[Start DATASET EXCERPTS]

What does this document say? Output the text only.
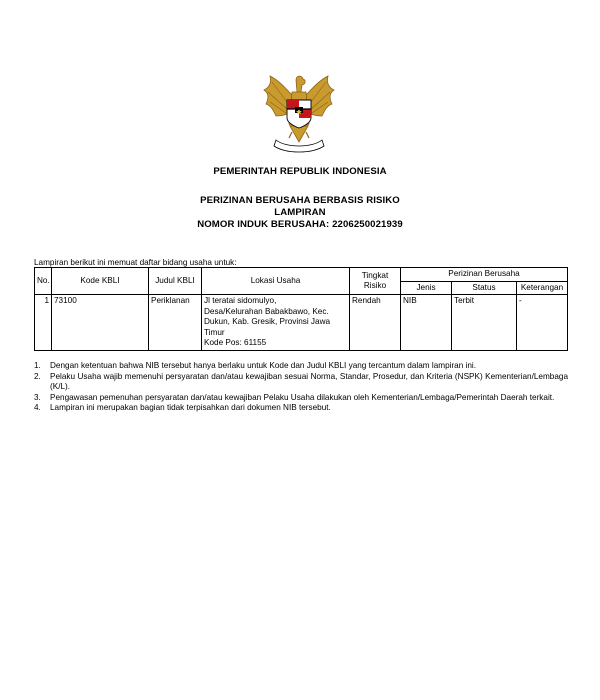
PEMERINTAH REPUBLIK INDONESIA
PERIZINAN BERUSAHA BERBASIS RISIKO
LAMPIRAN
NOMOR INDUK BERUSAHA: 2206250021939
Lampiran berikut ini memuat daftar bidang usaha untuk:
No.	Kode KBLI	Judul KBLI	Lokasi Usaha	Tingkat Risiko	Perizinan Berusaha		
					Jenis	Status	Keterangan
1	73100	Periklanan	Jl teratai sidomulyo,
Desa/Kelurahan Babakbawo, Kec.
Dukun, Kab. Gresik, Provinsi Jawa
Timur
Kode Pos: 61155	Rendah	NIB	Terbit	-
1. Dengan ketentuan bahwa NIB tersebut hanya berlaku untuk Kode dan Judul KBLI yang tercantum dalam lampiran ini.
2. Pelaku Usaha wajib memenuhi persyaratan dan/atau kewajiban sesuai Norma, Standar, Prosedur, dan Kriteria (NSPK) Kementerian/Lembaga (K/L).
3. Pengawasan pemenuhan persyaratan dan/atau kewajiban Pelaku Usaha dilakukan oleh Kementerian/Lembaga/Pemerintah Daerah terkait.
4. Lampiran ini merupakan bagian tidak terpisahkan dari dokumen NIB tersebut.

[End DATASET EXCERPTS]

_DESCRIPTION OF THE TASK_: Without the pictures, repeat all the records word for word.

_EXERCISE RESPONSE_:
What does this document say? Output the text only.
PEMERINTAH REPUBLIK INDONESIA
PERIZINAN BERUSAHA BERBASIS RISIKO
LAMPIRAN
NOMOR INDUK BERUSAHA: 2206250021939
Lampiran berikut ini memuat daftar bidang usaha untuk:
No.	Kode KBLI	Judul KBLI	Lokasi Usaha	Tingkat Risiko	Perizinan Berusaha		
					Jenis	Status	Keterangan
1	73100	Periklanan	Jl teratai sidomulyo,
Desa/Kelurahan Babakbawo, Kec.
Dukun, Kab. Gresik, Provinsi Jawa
Timur
Kode Pos: 61155	Rendah	NIB	Terbit	-
1. Dengan ketentuan bahwa NIB tersebut hanya berlaku untuk Kode dan Judul KBLI yang tercantum dalam lampiran ini.
2. Pelaku Usaha wajib memenuhi persyaratan dan/atau kewajiban sesuai Norma, Standar, Prosedur, dan Kriteria (NSPK) Kementerian/Lembaga (K/L).
3. Pengawasan pemenuhan persyaratan dan/atau kewajiban Pelaku Usaha dilakukan oleh Kementerian/Lembaga/Pemerintah Daerah terkait.
4. Lampiran ini merupakan bagian tidak terpisahkan dari dokumen NIB tersebut.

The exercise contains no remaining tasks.